____ GIVEN ENTRIES
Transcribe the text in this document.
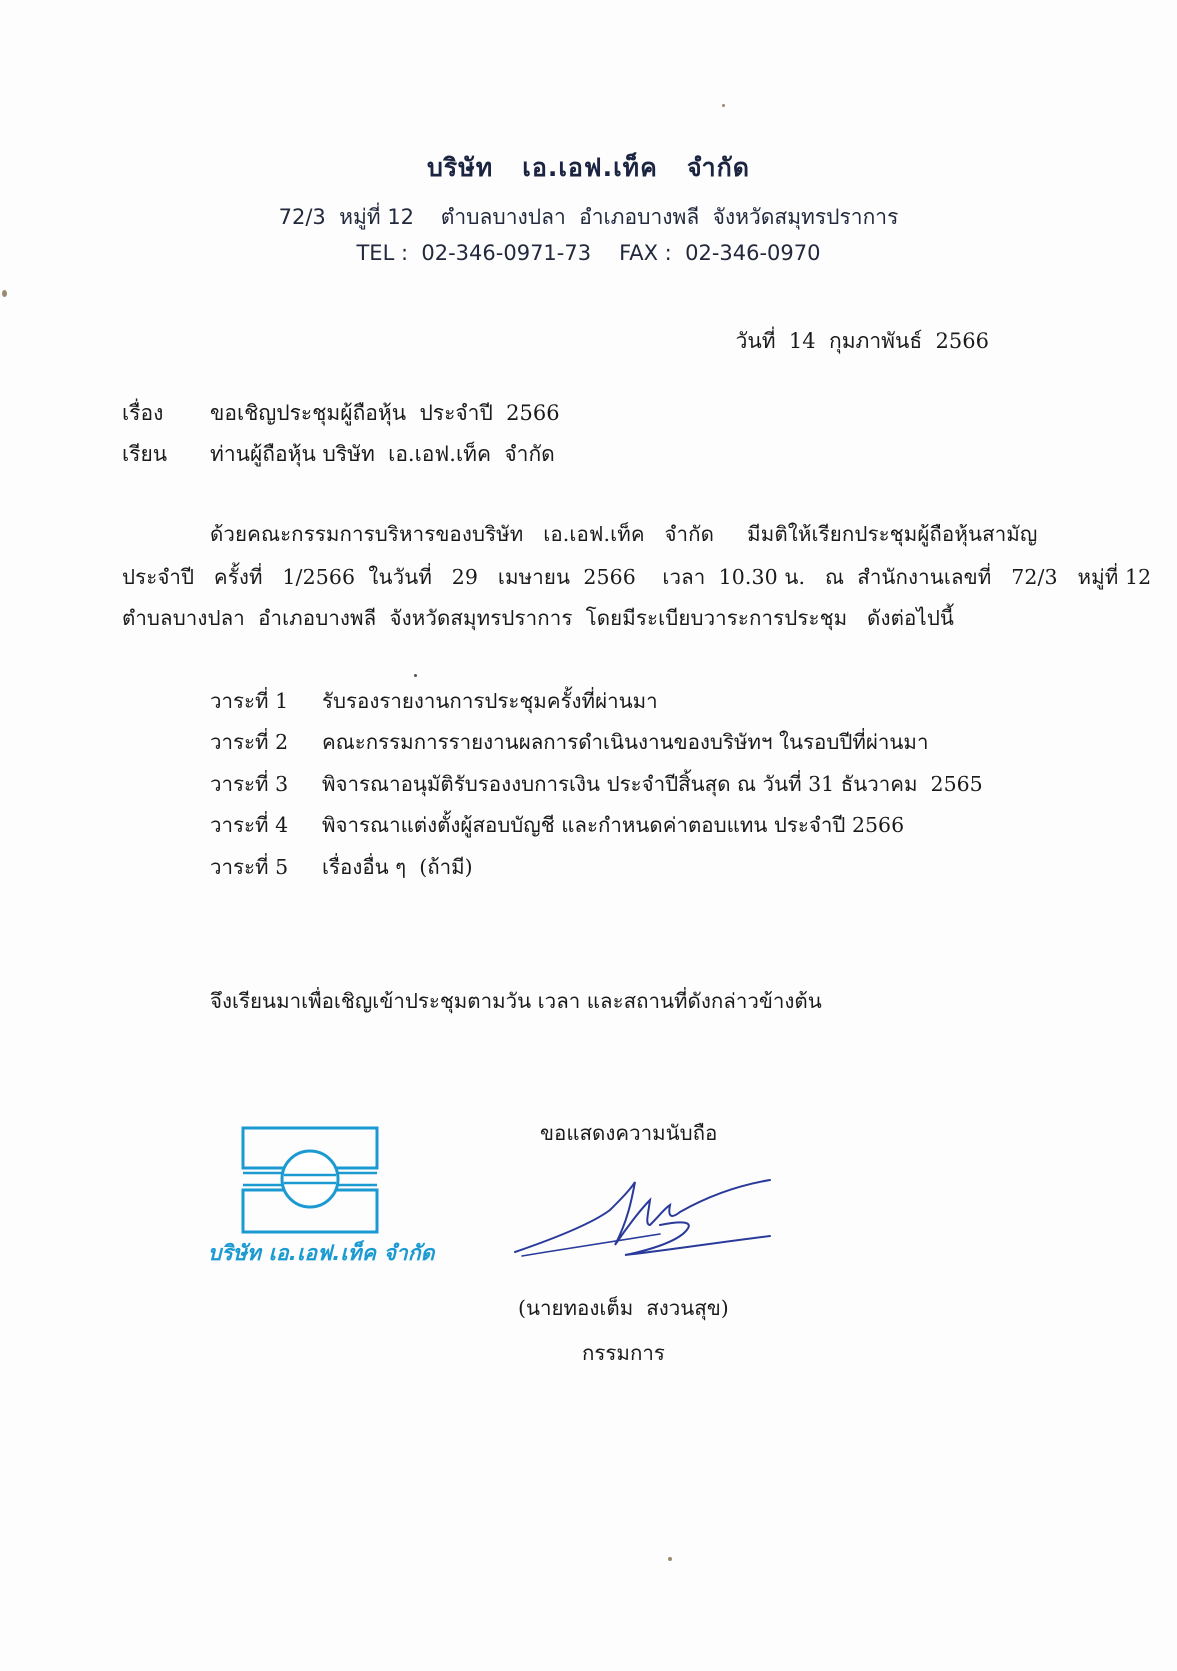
บริษัท   เอ.เอฟ.เท็ค   จำกัด
72/3  หมู่ที่ 12    ตำบลบางปลา  อำเภอบางพลี  จังหวัดสมุทรปราการ
TEL :  02-346-0971-73 FAX :  02-346-0970
วันที่  14  กุมภาพันธ์  2566
เรื่อง ขอเชิญประชุมผู้ถือหุ้น  ประจำปี  2566
เรียน ท่านผู้ถือหุ้น บริษัท  เอ.เอฟ.เท็ค  จำกัด
ด้วยคณะกรรมการบริหารของบริษัท   เอ.เอฟ.เท็ค   จำกัด     มีมติให้เรียกประชุมผู้ถือหุ้นสามัญ
ประจำปี   ครั้งที่   1/2566  ในวันที่   29   เมษายน  2566    เวลา  10.30 น.   ณ  สำนักงานเลขที่   72/3   หมู่ที่ 12
ตำบลบางปลา  อำเภอบางพลี  จังหวัดสมุทรปราการ  โดยมีระเบียบวาระการประชุม   ดังต่อไปนี้
วาระที่ 1 รับรองรายงานการประชุมครั้งที่ผ่านมา
วาระที่ 2 คณะกรรมการรายงานผลการดำเนินงานของบริษัทฯ ในรอบปีที่ผ่านมา
วาระที่ 3 พิจารณาอนุมัติรับรองงบการเงิน ประจำปีสิ้นสุด ณ วันที่ 31 ธันวาคม  2565
วาระที่ 4 พิจารณาแต่งตั้งผู้สอบบัญชี และกำหนดค่าตอบแทน ประจำปี 2566
วาระที่ 5 เรื่องอื่น ๆ  (ถ้ามี)
จึงเรียนมาเพื่อเชิญเข้าประชุมตามวัน เวลา และสถานที่ดังกล่าวข้างต้น
ขอแสดงความนับถือ
บริษัท เอ.เอฟ.เท็ค จำกัด
(นายทองเต็ม  สงวนสุข)
กรรมการ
________
_THE REQUEST_
Determine how many lines of the data contain "านมา" and give nothing but that number.

_SOLUTION TO THIS EXERCISE_
2